[BEGIN]
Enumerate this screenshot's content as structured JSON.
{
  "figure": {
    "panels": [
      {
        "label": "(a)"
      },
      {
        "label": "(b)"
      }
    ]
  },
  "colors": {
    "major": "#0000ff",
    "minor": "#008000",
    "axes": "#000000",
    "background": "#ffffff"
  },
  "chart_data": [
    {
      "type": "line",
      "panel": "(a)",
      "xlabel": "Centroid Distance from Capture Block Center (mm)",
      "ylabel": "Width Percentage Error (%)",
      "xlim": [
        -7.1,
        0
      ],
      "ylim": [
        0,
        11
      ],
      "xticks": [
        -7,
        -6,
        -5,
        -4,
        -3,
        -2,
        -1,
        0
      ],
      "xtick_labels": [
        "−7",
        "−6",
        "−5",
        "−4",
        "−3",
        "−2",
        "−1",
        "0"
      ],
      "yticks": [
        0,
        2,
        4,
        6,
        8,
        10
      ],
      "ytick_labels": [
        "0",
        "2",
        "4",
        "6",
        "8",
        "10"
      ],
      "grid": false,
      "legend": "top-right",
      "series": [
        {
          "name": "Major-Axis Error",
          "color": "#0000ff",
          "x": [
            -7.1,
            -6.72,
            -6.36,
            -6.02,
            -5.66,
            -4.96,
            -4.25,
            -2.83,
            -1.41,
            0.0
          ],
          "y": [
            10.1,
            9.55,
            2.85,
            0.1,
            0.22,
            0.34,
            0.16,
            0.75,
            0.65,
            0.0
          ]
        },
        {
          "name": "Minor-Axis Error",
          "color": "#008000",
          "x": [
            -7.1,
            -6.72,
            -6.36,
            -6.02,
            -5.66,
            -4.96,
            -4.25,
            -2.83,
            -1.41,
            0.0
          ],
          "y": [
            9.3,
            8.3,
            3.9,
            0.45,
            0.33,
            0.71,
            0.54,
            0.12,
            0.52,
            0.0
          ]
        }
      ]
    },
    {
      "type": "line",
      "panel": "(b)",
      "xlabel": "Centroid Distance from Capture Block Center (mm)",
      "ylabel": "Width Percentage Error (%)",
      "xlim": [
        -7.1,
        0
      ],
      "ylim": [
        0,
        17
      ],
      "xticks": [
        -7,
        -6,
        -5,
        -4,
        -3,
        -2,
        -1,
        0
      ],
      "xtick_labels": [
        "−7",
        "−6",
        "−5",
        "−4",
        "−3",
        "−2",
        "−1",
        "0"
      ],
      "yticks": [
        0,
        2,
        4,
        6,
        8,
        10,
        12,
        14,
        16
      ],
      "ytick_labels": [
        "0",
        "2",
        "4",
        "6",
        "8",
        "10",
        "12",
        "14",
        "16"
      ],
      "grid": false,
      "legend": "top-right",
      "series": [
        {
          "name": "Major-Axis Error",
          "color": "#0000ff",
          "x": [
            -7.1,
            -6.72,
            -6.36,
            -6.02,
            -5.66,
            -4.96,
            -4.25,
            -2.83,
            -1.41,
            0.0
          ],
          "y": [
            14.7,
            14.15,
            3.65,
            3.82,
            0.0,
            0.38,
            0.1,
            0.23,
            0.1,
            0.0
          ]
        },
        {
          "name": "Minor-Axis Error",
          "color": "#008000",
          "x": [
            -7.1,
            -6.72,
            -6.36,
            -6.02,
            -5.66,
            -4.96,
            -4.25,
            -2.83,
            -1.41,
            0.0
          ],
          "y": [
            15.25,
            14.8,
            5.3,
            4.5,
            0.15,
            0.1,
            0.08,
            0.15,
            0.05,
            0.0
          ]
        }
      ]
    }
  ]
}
[END]
Stated exercise: Each record above should be output again exactly.

Result of this task:
Enumerate this screenshot's content as structured JSON.
{
  "figure": {
    "panels": [
      {
        "label": "(a)"
      },
      {
        "label": "(b)"
      }
    ]
  },
  "colors": {
    "major": "#0000ff",
    "minor": "#008000",
    "axes": "#000000",
    "background": "#ffffff"
  },
  "chart_data": [
    {
      "type": "line",
      "panel": "(a)",
      "xlabel": "Centroid Distance from Capture Block Center (mm)",
      "ylabel": "Width Percentage Error (%)",
      "xlim": [
        -7.1,
        0
      ],
      "ylim": [
        0,
        11
      ],
      "xticks": [
        -7,
        -6,
        -5,
        -4,
        -3,
        -2,
        -1,
        0
      ],
      "xtick_labels": [
        "−7",
        "−6",
        "−5",
        "−4",
        "−3",
        "−2",
        "−1",
        "0"
      ],
      "yticks": [
        0,
        2,
        4,
        6,
        8,
        10
      ],
      "ytick_labels": [
        "0",
        "2",
        "4",
        "6",
        "8",
        "10"
      ],
      "grid": false,
      "legend": "top-right",
      "series": [
        {
          "name": "Major-Axis Error",
          "color": "#0000ff",
          "x": [
            -7.1,
            -6.72,
            -6.36,
            -6.02,
            -5.66,
            -4.96,
            -4.25,
            -2.83,
            -1.41,
            0.0
          ],
          "y": [
            10.1,
            9.55,
            2.85,
            0.1,
            0.22,
            0.34,
            0.16,
            0.75,
            0.65,
            0.0
          ]
        },
        {
          "name": "Minor-Axis Error",
          "color": "#008000",
          "x": [
            -7.1,
            -6.72,
            -6.36,
            -6.02,
            -5.66,
            -4.96,
            -4.25,
            -2.83,
            -1.41,
            0.0
          ],
          "y": [
            9.3,
            8.3,
            3.9,
            0.45,
            0.33,
            0.71,
            0.54,
            0.12,
            0.52,
            0.0
          ]
        }
      ]
    },
    {
      "type": "line",
      "panel": "(b)",
      "xlabel": "Centroid Distance from Capture Block Center (mm)",
      "ylabel": "Width Percentage Error (%)",
      "xlim": [
        -7.1,
        0
      ],
      "ylim": [
        0,
        17
      ],
      "xticks": [
        -7,
        -6,
        -5,
        -4,
        -3,
        -2,
        -1,
        0
      ],
      "xtick_labels": [
        "−7",
        "−6",
        "−5",
        "−4",
        "−3",
        "−2",
        "−1",
        "0"
      ],
      "yticks": [
        0,
        2,
        4,
        6,
        8,
        10,
        12,
        14,
        16
      ],
      "ytick_labels": [
        "0",
        "2",
        "4",
        "6",
        "8",
        "10",
        "12",
        "14",
        "16"
      ],
      "grid": false,
      "legend": "top-right",
      "series": [
        {
          "name": "Major-Axis Error",
          "color": "#0000ff",
          "x": [
            -7.1,
            -6.72,
            -6.36,
            -6.02,
            -5.66,
            -4.96,
            -4.25,
            -2.83,
            -1.41,
            0.0
          ],
          "y": [
            14.7,
            14.15,
            3.65,
            3.82,
            0.0,
            0.38,
            0.1,
            0.23,
            0.1,
            0.0
          ]
        },
        {
          "name": "Minor-Axis Error",
          "color": "#008000",
          "x": [
            -7.1,
            -6.72,
            -6.36,
            -6.02,
            -5.66,
            -4.96,
            -4.25,
            -2.83,
            -1.41,
            0.0
          ],
          "y": [
            15.25,
            14.8,
            5.3,
            4.5,
            0.15,
            0.1,
            0.08,
            0.15,
            0.05,
            0.0
          ]
        }
      ]
    }
  ]
}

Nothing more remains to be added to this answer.